• Written instruction A: In the PostgreSQL backup thread, swap "replica" for "standby" and write out the passage between "While it's a" and "it) as well.", inclusive.
• Written instruction B: According to the documentation quoted in the PostgreSQL backup thread, which function removes the backup_label file?
• Written instruction C: Carry the PostgreSQL backup thread on from its last sentence.

While it's a good solution on its own, I'm wondering if the start/stop
backup on master, together with archiving WAL segments and copying
data from the replica should produce a valid base-backup (and the
replica produced from it) as well.
Well, I haven’t ever tried to do so, but I think the reason that replica starts applying WALs from too late location is that you do not copy backup label file from master after issuing pg_start_backup. Does your tool copy it from master?
According to doc [0]:
It's also worth noting that the
pg_start_backup
function makes a file named backup_label in the database cluster directory, which is removed by pg_stop_backup
. This file will of course be archived as a part of your backup dump file. The backup label file includes the label string you gave to pg_start_backup
, as well as the time at which pg_start_backup
was run, and the name of the starting WAL file. In case of confusion it is therefore possible to look inside a backup dump file and determine exactly which backup session the dump file came from. However, this file is not merely for your information; its presence and contents are critical to the proper operation of the system's recovery process.

• Extracted data:
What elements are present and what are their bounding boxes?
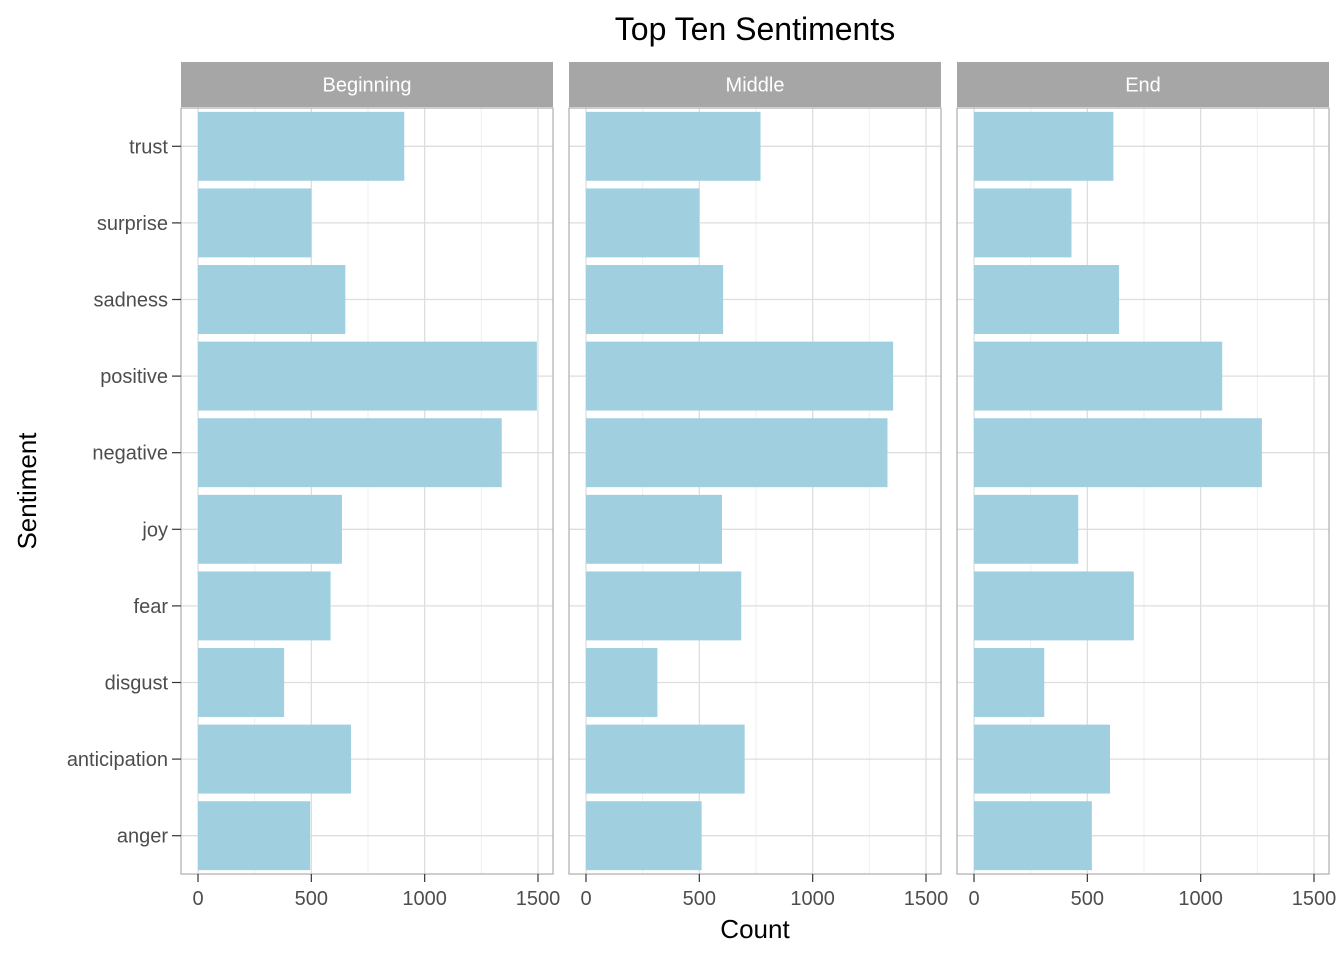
- bar-sadness: [586, 265, 724, 334]
- bar-positive: [198, 341, 537, 411]
- y-tick-label-surprise: surprise: [97, 213, 168, 235]
- bar-sadness: [198, 265, 346, 334]
- bar-joy: [586, 494, 722, 564]
- bar-anticipation: [198, 724, 351, 794]
- bar-anger: [198, 801, 311, 871]
- bar-negative: [974, 418, 1262, 488]
- x-tick-label: 0: [580, 888, 591, 910]
- bar-disgust: [198, 648, 285, 717]
- x-tick-label: 500: [683, 888, 716, 910]
- facet-panel-middle: Middle 0 500 1000 1500: [568, 62, 949, 910]
- bar-disgust: [974, 648, 1045, 717]
- y-tick-label-negative: negative: [92, 443, 168, 465]
- x-tick-label: 1500: [1292, 888, 1337, 910]
- bar-positive: [974, 341, 1223, 411]
- bar-trust: [586, 111, 761, 181]
- facet-strip: [957, 62, 1329, 107]
- bar-negative: [586, 418, 888, 488]
- bar-fear: [586, 571, 742, 641]
- y-tick-label-anger: anger: [117, 826, 168, 848]
- y-tick-label-disgust: disgust: [105, 673, 169, 695]
- chart-title: Top Ten Sentiments: [615, 11, 895, 47]
- bar-positive: [586, 341, 894, 411]
- bar-trust: [198, 111, 405, 181]
- bar-anticipation: [586, 724, 745, 794]
- x-tick-label: 500: [295, 888, 328, 910]
- x-tick-label: 1500: [516, 888, 561, 910]
- bar-surprise: [198, 188, 312, 258]
- facet-strip-label: End: [1125, 75, 1161, 97]
- bar-joy: [198, 494, 342, 564]
- bar-sadness: [974, 265, 1120, 334]
- y-tick-label-sadness: sadness: [94, 290, 169, 312]
- facet-panel-end: End 0 500 1000 1500: [956, 62, 1337, 910]
- x-tick-label: 500: [1071, 888, 1104, 910]
- y-tick-label-anticipation: anticipation: [67, 749, 168, 771]
- bar-surprise: [586, 188, 700, 258]
- bar-fear: [198, 571, 331, 641]
- bar-trust: [974, 111, 1114, 181]
- bar-surprise: [974, 188, 1072, 258]
- facet-strip: [569, 62, 941, 107]
- x-tick-label: 1500: [904, 888, 949, 910]
- x-tick-label: 1000: [790, 888, 835, 910]
- bar-joy: [974, 494, 1079, 564]
- bar-anger: [974, 801, 1092, 871]
- x-tick-label: 1000: [1178, 888, 1223, 910]
- bar-disgust: [586, 648, 658, 717]
- y-tick-label-trust: trust: [129, 136, 168, 158]
- x-tick-label: 0: [192, 888, 203, 910]
- y-tick-label-fear: fear: [134, 596, 169, 618]
- facet-panel-beginning: Beginning 0 500 1000 1500: [180, 62, 561, 910]
- y-axis-title: Sentiment: [12, 432, 42, 550]
- panel-border: [956, 107, 1330, 875]
- x-tick-label: 0: [968, 888, 979, 910]
- panel-border: [180, 107, 554, 875]
- panel-border: [568, 107, 942, 875]
- y-axis-tick-labels: trust surprise sadness positive negative joy f…: [67, 136, 181, 848]
- bar-negative: [198, 418, 502, 488]
- x-tick-label: 1000: [402, 888, 447, 910]
- y-tick-label-joy: joy: [141, 519, 168, 541]
- bar-anger: [586, 801, 702, 871]
- x-axis-title: Count: [720, 914, 790, 944]
- facet-strip: [181, 62, 553, 107]
- bar-anticipation: [974, 724, 1110, 794]
- bar-fear: [974, 571, 1134, 641]
- y-tick-label-positive: positive: [100, 366, 168, 388]
- facet-strip-label: Middle: [726, 75, 785, 97]
- facet-strip-label: Beginning: [323, 75, 412, 97]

• Expected output A:
While it's a good solution on its own, I'm wondering if the start/stop
backup on master, together with archiving WAL segments and copying
data from the standby should produce a valid base-backup (and the
standby produced from it) as well.

• Expected output B: pg_stop_backup

• Expected output C:
Intuitively, it looks like a delay between the master and the replica
might result in them having different 'states' (say, atomic snapshots
of data/base files) of the database at the point P when the base
backup is started (say, master at state B, replica at earlier state
A), and since P is determined from the master, the changes to
transform the replica from state A to state B might not be included in
the sequence of WALs to replay on the new replica.
Alexey
On Thu, Apr 2, 2015 at 3:27 PM, Vladimir Borodin <root@simply.name> wrote: > > 2 апр. 2015 г., в 15:50, Alexey Klyukin <alexk@hintbits.com> написал(а): > > Hi Vladimir, > > Well, I haven’t ever tried to do so, but I think the reason that replica > starts applying WALs from too late location is that you do not copy backup > label file from master after issuing pg_start_backup. Does your tool copy it > from master? Yes, it doesn't exclude it explicitly ,hence, it's archived together with other files. Of course, things are getting funny when the archive is taken from the replica and the label is created on the master, but in fact the recovery will try to auto detect the initial position even without a label, so at the end it's likely that the lack of label file is not the culprit. -- Regards, Alexey Klyukin
On Thu, Apr 2, 2015 at 7:13 AM, Alexey Klyukin <alexk@hintbits.com> wrote:
So, the
question is, how would one make a base backup from the [async] standby
without using pg_basebackup.
Check the following link, it provides the steps required to do exactly this:
https://wiki.postgresql.org/wiki/Incrementally_Updated_Backups
https://wiki.postgresql.org/wiki/Incrementally_Updated_Backups
Best regards,
--
Matheus de Oliveira
Analista de Banco de Dados
Dextra Sistemas - MPS.Br nível F!
www.dextra.com.br/postgres
Analista de Banco de Dados
Dextra Sistemas - MPS.Br nível F!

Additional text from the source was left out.